Stated exercise: Write out the data again in full, exactly as it reads.

Data extracted from a collection:
══════════════════════════════

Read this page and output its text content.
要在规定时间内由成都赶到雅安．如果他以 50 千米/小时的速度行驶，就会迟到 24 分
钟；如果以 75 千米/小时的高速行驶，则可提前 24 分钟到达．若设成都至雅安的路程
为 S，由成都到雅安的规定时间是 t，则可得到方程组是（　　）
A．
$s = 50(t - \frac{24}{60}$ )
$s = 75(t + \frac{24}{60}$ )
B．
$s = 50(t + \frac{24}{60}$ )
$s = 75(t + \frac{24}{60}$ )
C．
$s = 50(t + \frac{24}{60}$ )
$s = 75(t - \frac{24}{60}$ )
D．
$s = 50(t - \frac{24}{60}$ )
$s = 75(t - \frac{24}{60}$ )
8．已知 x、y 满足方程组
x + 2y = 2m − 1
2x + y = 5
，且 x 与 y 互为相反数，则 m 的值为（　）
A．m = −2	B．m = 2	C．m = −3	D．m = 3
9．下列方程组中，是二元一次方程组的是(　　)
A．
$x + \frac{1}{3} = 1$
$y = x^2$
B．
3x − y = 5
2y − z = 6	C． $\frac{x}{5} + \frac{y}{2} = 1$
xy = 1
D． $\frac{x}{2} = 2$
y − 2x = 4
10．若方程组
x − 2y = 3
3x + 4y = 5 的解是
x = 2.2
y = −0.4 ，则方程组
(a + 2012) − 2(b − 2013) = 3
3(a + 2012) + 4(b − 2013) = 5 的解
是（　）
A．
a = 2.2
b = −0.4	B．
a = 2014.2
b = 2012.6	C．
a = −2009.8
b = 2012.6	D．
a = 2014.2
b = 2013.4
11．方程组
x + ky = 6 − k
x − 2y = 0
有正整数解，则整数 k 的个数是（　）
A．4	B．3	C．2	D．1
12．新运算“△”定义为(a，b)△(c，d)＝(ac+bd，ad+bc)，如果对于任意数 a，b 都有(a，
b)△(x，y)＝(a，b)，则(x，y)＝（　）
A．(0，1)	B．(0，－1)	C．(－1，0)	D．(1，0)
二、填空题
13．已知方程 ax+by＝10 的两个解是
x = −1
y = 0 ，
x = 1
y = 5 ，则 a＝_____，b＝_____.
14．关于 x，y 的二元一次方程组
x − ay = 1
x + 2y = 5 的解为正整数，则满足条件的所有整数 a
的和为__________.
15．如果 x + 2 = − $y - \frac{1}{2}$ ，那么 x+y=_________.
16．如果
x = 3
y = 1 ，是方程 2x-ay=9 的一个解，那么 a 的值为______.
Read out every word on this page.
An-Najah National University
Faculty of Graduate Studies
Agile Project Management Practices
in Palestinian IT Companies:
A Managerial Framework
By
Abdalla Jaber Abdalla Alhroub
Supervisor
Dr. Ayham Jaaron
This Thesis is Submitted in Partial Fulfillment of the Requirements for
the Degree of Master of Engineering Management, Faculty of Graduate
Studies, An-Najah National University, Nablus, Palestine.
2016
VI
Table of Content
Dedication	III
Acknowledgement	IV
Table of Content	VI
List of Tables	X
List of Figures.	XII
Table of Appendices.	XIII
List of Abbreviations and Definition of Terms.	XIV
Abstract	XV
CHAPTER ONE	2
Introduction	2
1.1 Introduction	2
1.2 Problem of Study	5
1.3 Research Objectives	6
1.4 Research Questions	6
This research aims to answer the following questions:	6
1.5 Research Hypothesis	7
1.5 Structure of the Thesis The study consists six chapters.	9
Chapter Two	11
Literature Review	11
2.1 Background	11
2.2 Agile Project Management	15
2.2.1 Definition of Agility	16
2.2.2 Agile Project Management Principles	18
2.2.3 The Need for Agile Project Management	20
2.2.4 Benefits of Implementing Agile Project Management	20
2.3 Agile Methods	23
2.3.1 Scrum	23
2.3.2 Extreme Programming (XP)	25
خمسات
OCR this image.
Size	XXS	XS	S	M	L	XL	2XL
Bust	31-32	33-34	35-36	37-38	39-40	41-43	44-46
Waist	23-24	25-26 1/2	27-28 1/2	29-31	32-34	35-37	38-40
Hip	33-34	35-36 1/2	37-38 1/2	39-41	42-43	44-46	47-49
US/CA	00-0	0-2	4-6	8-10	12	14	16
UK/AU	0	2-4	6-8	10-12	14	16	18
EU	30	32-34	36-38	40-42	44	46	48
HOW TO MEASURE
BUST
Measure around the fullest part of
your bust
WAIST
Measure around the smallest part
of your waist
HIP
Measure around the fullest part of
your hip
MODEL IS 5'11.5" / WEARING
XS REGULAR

══════════════════════════════

Complete response:
Read this page and output its text content.
要在规定时间内由成都赶到雅安．如果他以 50 千米/小时的速度行驶，就会迟到 24 分
钟；如果以 75 千米/小时的高速行驶，则可提前 24 分钟到达．若设成都至雅安的路程
为 S，由成都到雅安的规定时间是 t，则可得到方程组是（　　）
A．
$s = 50(t - \frac{24}{60}$ )
$s = 75(t + \frac{24}{60}$ )
B．
$s = 50(t + \frac{24}{60}$ )
$s = 75(t + \frac{24}{60}$ )
C．
$s = 50(t + \frac{24}{60}$ )
$s = 75(t - \frac{24}{60}$ )
D．
$s = 50(t - \frac{24}{60}$ )
$s = 75(t - \frac{24}{60}$ )
8．已知 x、y 满足方程组
x + 2y = 2m − 1
2x + y = 5
，且 x 与 y 互为相反数，则 m 的值为（　）
A．m = −2	B．m = 2	C．m = −3	D．m = 3
9．下列方程组中，是二元一次方程组的是(　　)
A．
$x + \frac{1}{3} = 1$
$y = x^2$
B．
3x − y = 5
2y − z = 6	C． $\frac{x}{5} + \frac{y}{2} = 1$
xy = 1
D． $\frac{x}{2} = 2$
y − 2x = 4
10．若方程组
x − 2y = 3
3x + 4y = 5 的解是
x = 2.2
y = −0.4 ，则方程组
(a + 2012) − 2(b − 2013) = 3
3(a + 2012) + 4(b − 2013) = 5 的解
是（　）
A．
a = 2.2
b = −0.4	B．
a = 2014.2
b = 2012.6	C．
a = −2009.8
b = 2012.6	D．
a = 2014.2
b = 2013.4
11．方程组
x + ky = 6 − k
x − 2y = 0
有正整数解，则整数 k 的个数是（　）
A．4	B．3	C．2	D．1
12．新运算“△”定义为(a，b)△(c，d)＝(ac+bd，ad+bc)，如果对于任意数 a，b 都有(a，
b)△(x，y)＝(a，b)，则(x，y)＝（　）
A．(0，1)	B．(0，－1)	C．(－1，0)	D．(1，0)
二、填空题
13．已知方程 ax+by＝10 的两个解是
x = −1
y = 0 ，
x = 1
y = 5 ，则 a＝_____，b＝_____.
14．关于 x，y 的二元一次方程组
x − ay = 1
x + 2y = 5 的解为正整数，则满足条件的所有整数 a
的和为__________.
15．如果 x + 2 = − $y - \frac{1}{2}$ ，那么 x+y=_________.
16．如果
x = 3
y = 1 ，是方程 2x-ay=9 的一个解，那么 a 的值为______.
Read out every word on this page.
An-Najah National University
Faculty of Graduate Studies
Agile Project Management Practices
in Palestinian IT Companies:
A Managerial Framework
By
Abdalla Jaber Abdalla Alhroub
Supervisor
Dr. Ayham Jaaron
This Thesis is Submitted in Partial Fulfillment of the Requirements for
the Degree of Master of Engineering Management, Faculty of Graduate
Studies, An-Najah National University, Nablus, Palestine.
2016
VI
Table of Content
Dedication	III
Acknowledgement	IV
Table of Content	VI
List of Tables	X
List of Figures.	XII
Table of Appendices.	XIII
List of Abbreviations and Definition of Terms.	XIV
Abstract	XV
CHAPTER ONE	2
Introduction	2
1.1 Introduction	2
1.2 Problem of Study	5
1.3 Research Objectives	6
1.4 Research Questions	6
This research aims to answer the following questions:	6
1.5 Research Hypothesis	7
1.5 Structure of the Thesis The study consists six chapters.	9
Chapter Two	11
Literature Review	11
2.1 Background	11
2.2 Agile Project Management	15
2.2.1 Definition of Agility	16
2.2.2 Agile Project Management Principles	18
2.2.3 The Need for Agile Project Management	20
2.2.4 Benefits of Implementing Agile Project Management	20
2.3 Agile Methods	23
2.3.1 Scrum	23
2.3.2 Extreme Programming (XP)	25
خمسات
OCR this image.
Size	XXS	XS	S	M	L	XL	2XL
Bust	31-32	33-34	35-36	37-38	39-40	41-43	44-46
Waist	23-24	25-26 1/2	27-28 1/2	29-31	32-34	35-37	38-40
Hip	33-34	35-36 1/2	37-38 1/2	39-41	42-43	44-46	47-49
US/CA	00-0	0-2	4-6	8-10	12	14	16
UK/AU	0	2-4	6-8	10-12	14	16	18
EU	30	32-34	36-38	40-42	44	46	48
HOW TO MEASURE
BUST
Measure around the fullest part of
your bust
WAIST
Measure around the smallest part
of your waist
HIP
Measure around the fullest part of
your hip
MODEL IS 5'11.5" / WEARING
XS REGULAR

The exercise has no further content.